| What the task asks |
Each record below should appear again exactly as written.

| Record list |
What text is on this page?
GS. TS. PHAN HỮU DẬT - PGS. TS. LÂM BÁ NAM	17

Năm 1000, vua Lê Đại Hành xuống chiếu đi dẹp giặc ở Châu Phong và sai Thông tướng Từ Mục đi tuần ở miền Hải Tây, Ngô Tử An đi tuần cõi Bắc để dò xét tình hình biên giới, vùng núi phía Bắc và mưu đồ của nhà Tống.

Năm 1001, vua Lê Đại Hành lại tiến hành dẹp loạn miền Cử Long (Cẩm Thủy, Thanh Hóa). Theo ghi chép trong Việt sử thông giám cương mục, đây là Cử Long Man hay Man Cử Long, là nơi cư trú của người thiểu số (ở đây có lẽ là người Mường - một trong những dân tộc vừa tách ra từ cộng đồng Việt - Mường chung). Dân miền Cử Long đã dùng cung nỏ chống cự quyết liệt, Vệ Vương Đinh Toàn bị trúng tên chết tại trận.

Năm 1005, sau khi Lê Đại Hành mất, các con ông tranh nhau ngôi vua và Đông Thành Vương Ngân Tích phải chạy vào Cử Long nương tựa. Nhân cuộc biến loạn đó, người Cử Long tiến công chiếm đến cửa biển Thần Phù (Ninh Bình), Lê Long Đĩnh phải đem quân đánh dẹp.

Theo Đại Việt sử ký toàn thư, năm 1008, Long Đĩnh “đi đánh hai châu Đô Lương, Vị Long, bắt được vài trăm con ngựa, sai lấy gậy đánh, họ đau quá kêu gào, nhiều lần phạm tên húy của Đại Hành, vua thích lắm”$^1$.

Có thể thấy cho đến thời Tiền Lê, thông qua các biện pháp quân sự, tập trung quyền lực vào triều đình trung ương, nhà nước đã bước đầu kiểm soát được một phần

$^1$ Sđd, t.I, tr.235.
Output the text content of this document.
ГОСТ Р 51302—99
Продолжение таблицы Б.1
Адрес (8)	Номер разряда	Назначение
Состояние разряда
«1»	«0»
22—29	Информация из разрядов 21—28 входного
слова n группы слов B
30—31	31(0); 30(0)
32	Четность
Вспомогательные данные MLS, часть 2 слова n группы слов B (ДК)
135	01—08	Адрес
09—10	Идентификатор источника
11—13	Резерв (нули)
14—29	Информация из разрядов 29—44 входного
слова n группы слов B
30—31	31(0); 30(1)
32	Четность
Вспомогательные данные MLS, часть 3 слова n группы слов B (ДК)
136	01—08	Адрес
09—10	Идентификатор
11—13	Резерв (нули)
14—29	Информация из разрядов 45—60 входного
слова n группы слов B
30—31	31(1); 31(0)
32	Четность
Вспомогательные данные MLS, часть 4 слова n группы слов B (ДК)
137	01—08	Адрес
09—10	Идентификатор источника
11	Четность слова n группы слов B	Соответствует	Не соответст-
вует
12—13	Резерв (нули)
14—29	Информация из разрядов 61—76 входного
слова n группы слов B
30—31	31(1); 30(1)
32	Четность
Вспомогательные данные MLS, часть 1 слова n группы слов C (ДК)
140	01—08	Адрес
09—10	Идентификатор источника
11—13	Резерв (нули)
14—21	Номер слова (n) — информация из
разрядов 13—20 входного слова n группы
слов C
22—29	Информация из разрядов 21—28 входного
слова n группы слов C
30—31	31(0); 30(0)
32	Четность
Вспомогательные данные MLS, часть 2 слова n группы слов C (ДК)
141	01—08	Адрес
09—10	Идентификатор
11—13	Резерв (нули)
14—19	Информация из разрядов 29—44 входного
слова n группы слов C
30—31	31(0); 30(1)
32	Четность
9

| The output |
What text is on this page?
GS. TS. PHAN HỮU DẬT - PGS. TS. LÂM BÁ NAM	17

Năm 1000, vua Lê Đại Hành xuống chiếu đi dẹp giặc ở Châu Phong và sai Thông tướng Từ Mục đi tuần ở miền Hải Tây, Ngô Tử An đi tuần cõi Bắc để dò xét tình hình biên giới, vùng núi phía Bắc và mưu đồ của nhà Tống.

Năm 1001, vua Lê Đại Hành lại tiến hành dẹp loạn miền Cử Long (Cẩm Thủy, Thanh Hóa). Theo ghi chép trong Việt sử thông giám cương mục, đây là Cử Long Man hay Man Cử Long, là nơi cư trú của người thiểu số (ở đây có lẽ là người Mường - một trong những dân tộc vừa tách ra từ cộng đồng Việt - Mường chung). Dân miền Cử Long đã dùng cung nỏ chống cự quyết liệt, Vệ Vương Đinh Toàn bị trúng tên chết tại trận.

Năm 1005, sau khi Lê Đại Hành mất, các con ông tranh nhau ngôi vua và Đông Thành Vương Ngân Tích phải chạy vào Cử Long nương tựa. Nhân cuộc biến loạn đó, người Cử Long tiến công chiếm đến cửa biển Thần Phù (Ninh Bình), Lê Long Đĩnh phải đem quân đánh dẹp.

Theo Đại Việt sử ký toàn thư, năm 1008, Long Đĩnh “đi đánh hai châu Đô Lương, Vị Long, bắt được vài trăm con ngựa, sai lấy gậy đánh, họ đau quá kêu gào, nhiều lần phạm tên húy của Đại Hành, vua thích lắm”$^1$.

Có thể thấy cho đến thời Tiền Lê, thông qua các biện pháp quân sự, tập trung quyền lực vào triều đình trung ương, nhà nước đã bước đầu kiểm soát được một phần

$^1$ Sđd, t.I, tr.235.
Output the text content of this document.
ГОСТ Р 51302—99
Продолжение таблицы Б.1
Адрес (8)	Номер разряда	Назначение
Состояние разряда
«1»	«0»
22—29	Информация из разрядов 21—28 входного
слова n группы слов B
30—31	31(0); 30(0)
32	Четность
Вспомогательные данные MLS, часть 2 слова n группы слов B (ДК)
135	01—08	Адрес
09—10	Идентификатор источника
11—13	Резерв (нули)
14—29	Информация из разрядов 29—44 входного
слова n группы слов B
30—31	31(0); 30(1)
32	Четность
Вспомогательные данные MLS, часть 3 слова n группы слов B (ДК)
136	01—08	Адрес
09—10	Идентификатор
11—13	Резерв (нули)
14—29	Информация из разрядов 45—60 входного
слова n группы слов B
30—31	31(1); 31(0)
32	Четность
Вспомогательные данные MLS, часть 4 слова n группы слов B (ДК)
137	01—08	Адрес
09—10	Идентификатор источника
11	Четность слова n группы слов B	Соответствует	Не соответст-
вует
12—13	Резерв (нули)
14—29	Информация из разрядов 61—76 входного
слова n группы слов B
30—31	31(1); 30(1)
32	Четность
Вспомогательные данные MLS, часть 1 слова n группы слов C (ДК)
140	01—08	Адрес
09—10	Идентификатор источника
11—13	Резерв (нули)
14—21	Номер слова (n) — информация из
разрядов 13—20 входного слова n группы
слов C
22—29	Информация из разрядов 21—28 входного
слова n группы слов C
30—31	31(0); 30(0)
32	Четность
Вспомогательные данные MLS, часть 2 слова n группы слов C (ДК)
141	01—08	Адрес
09—10	Идентификатор
11—13	Резерв (нули)
14—19	Информация из разрядов 29—44 входного
слова n группы слов C
30—31	31(0); 30(1)
32	Четность
9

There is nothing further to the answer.